Would you retype all of these records exactly?

• EXTRACTED RECORDS:
+-------+

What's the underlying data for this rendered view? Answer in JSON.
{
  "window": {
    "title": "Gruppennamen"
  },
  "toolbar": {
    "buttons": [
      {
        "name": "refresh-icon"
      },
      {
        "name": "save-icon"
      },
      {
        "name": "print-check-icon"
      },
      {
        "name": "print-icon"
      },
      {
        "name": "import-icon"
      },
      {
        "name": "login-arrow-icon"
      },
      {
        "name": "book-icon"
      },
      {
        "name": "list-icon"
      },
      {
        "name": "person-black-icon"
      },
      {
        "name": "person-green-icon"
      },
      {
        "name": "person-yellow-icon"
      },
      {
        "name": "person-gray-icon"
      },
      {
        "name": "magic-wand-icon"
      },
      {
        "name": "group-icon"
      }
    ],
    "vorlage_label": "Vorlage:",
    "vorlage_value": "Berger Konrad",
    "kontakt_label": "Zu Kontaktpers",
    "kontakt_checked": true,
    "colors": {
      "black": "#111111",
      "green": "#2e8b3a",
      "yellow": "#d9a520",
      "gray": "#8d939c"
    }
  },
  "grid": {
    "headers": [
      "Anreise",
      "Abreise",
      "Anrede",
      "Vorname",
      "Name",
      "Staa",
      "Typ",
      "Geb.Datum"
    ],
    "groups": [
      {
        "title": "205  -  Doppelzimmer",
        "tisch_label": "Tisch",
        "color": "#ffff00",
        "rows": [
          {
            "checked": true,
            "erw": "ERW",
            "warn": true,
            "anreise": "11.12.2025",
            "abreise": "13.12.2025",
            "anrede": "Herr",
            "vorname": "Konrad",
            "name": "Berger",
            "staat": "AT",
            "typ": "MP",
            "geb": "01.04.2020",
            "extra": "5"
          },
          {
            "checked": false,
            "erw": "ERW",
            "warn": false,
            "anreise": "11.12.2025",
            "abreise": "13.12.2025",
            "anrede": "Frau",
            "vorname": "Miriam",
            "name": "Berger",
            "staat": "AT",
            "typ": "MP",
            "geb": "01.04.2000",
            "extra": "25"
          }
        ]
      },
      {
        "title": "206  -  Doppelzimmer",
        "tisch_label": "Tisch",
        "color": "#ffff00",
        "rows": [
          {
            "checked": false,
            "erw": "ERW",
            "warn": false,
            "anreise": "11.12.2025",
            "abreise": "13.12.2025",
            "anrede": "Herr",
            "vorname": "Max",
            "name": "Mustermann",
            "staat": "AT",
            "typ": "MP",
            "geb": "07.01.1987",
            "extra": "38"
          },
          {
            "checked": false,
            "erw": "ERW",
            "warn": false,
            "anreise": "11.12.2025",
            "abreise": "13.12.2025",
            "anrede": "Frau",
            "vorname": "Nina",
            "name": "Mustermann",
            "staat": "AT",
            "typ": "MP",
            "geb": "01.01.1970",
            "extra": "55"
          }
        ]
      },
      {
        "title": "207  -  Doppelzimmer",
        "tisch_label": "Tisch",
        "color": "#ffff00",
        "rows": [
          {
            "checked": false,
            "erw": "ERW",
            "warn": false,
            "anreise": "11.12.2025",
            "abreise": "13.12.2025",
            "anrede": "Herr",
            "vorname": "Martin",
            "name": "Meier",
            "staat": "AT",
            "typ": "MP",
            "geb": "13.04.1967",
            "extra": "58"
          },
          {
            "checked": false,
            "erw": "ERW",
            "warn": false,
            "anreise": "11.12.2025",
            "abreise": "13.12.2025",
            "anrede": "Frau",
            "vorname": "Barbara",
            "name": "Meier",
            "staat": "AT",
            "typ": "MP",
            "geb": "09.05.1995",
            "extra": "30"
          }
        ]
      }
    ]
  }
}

+-------+

• RESPONSE BELOW:
What's the underlying data for this rendered view? Answer in JSON.
{
  "window": {
    "title": "Gruppennamen"
  },
  "toolbar": {
    "buttons": [
      {
        "name": "refresh-icon"
      },
      {
        "name": "save-icon"
      },
      {
        "name": "print-check-icon"
      },
      {
        "name": "print-icon"
      },
      {
        "name": "import-icon"
      },
      {
        "name": "login-arrow-icon"
      },
      {
        "name": "book-icon"
      },
      {
        "name": "list-icon"
      },
      {
        "name": "person-black-icon"
      },
      {
        "name": "person-green-icon"
      },
      {
        "name": "person-yellow-icon"
      },
      {
        "name": "person-gray-icon"
      },
      {
        "name": "magic-wand-icon"
      },
      {
        "name": "group-icon"
      }
    ],
    "vorlage_label": "Vorlage:",
    "vorlage_value": "Berger Konrad",
    "kontakt_label": "Zu Kontaktpers",
    "kontakt_checked": true,
    "colors": {
      "black": "#111111",
      "green": "#2e8b3a",
      "yellow": "#d9a520",
      "gray": "#8d939c"
    }
  },
  "grid": {
    "headers": [
      "Anreise",
      "Abreise",
      "Anrede",
      "Vorname",
      "Name",
      "Staa",
      "Typ",
      "Geb.Datum"
    ],
    "groups": [
      {
        "title": "205  -  Doppelzimmer",
        "tisch_label": "Tisch",
        "color": "#ffff00",
        "rows": [
          {
            "checked": true,
            "erw": "ERW",
            "warn": true,
            "anreise": "11.12.2025",
            "abreise": "13.12.2025",
            "anrede": "Herr",
            "vorname": "Konrad",
            "name": "Berger",
            "staat": "AT",
            "typ": "MP",
            "geb": "01.04.2020",
            "extra": "5"
          },
          {
            "checked": false,
            "erw": "ERW",
            "warn": false,
            "anreise": "11.12.2025",
            "abreise": "13.12.2025",
            "anrede": "Frau",
            "vorname": "Miriam",
            "name": "Berger",
            "staat": "AT",
            "typ": "MP",
            "geb": "01.04.2000",
            "extra": "25"
          }
        ]
      },
      {
        "title": "206  -  Doppelzimmer",
        "tisch_label": "Tisch",
        "color": "#ffff00",
        "rows": [
          {
            "checked": false,
            "erw": "ERW",
            "warn": false,
            "anreise": "11.12.2025",
            "abreise": "13.12.2025",
            "anrede": "Herr",
            "vorname": "Max",
            "name": "Mustermann",
            "staat": "AT",
            "typ": "MP",
            "geb": "07.01.1987",
            "extra": "38"
          },
          {
            "checked": false,
            "erw": "ERW",
            "warn": false,
            "anreise": "11.12.2025",
            "abreise": "13.12.2025",
            "anrede": "Frau",
            "vorname": "Nina",
            "name": "Mustermann",
            "staat": "AT",
            "typ": "MP",
            "geb": "01.01.1970",
            "extra": "55"
          }
        ]
      },
      {
        "title": "207  -  Doppelzimmer",
        "tisch_label": "Tisch",
        "color": "#ffff00",
        "rows": [
          {
            "checked": false,
            "erw": "ERW",
            "warn": false,
            "anreise": "11.12.2025",
            "abreise": "13.12.2025",
            "anrede": "Herr",
            "vorname": "Martin",
            "name": "Meier",
            "staat": "AT",
            "typ": "MP",
            "geb": "13.04.1967",
            "extra": "58"
          },
          {
            "checked": false,
            "erw": "ERW",
            "warn": false,
            "anreise": "11.12.2025",
            "abreise": "13.12.2025",
            "anrede": "Frau",
            "vorname": "Barbara",
            "name": "Meier",
            "staat": "AT",
            "typ": "MP",
            "geb": "09.05.1995",
            "extra": "30"
          }
        ]
      }
    ]
  }
}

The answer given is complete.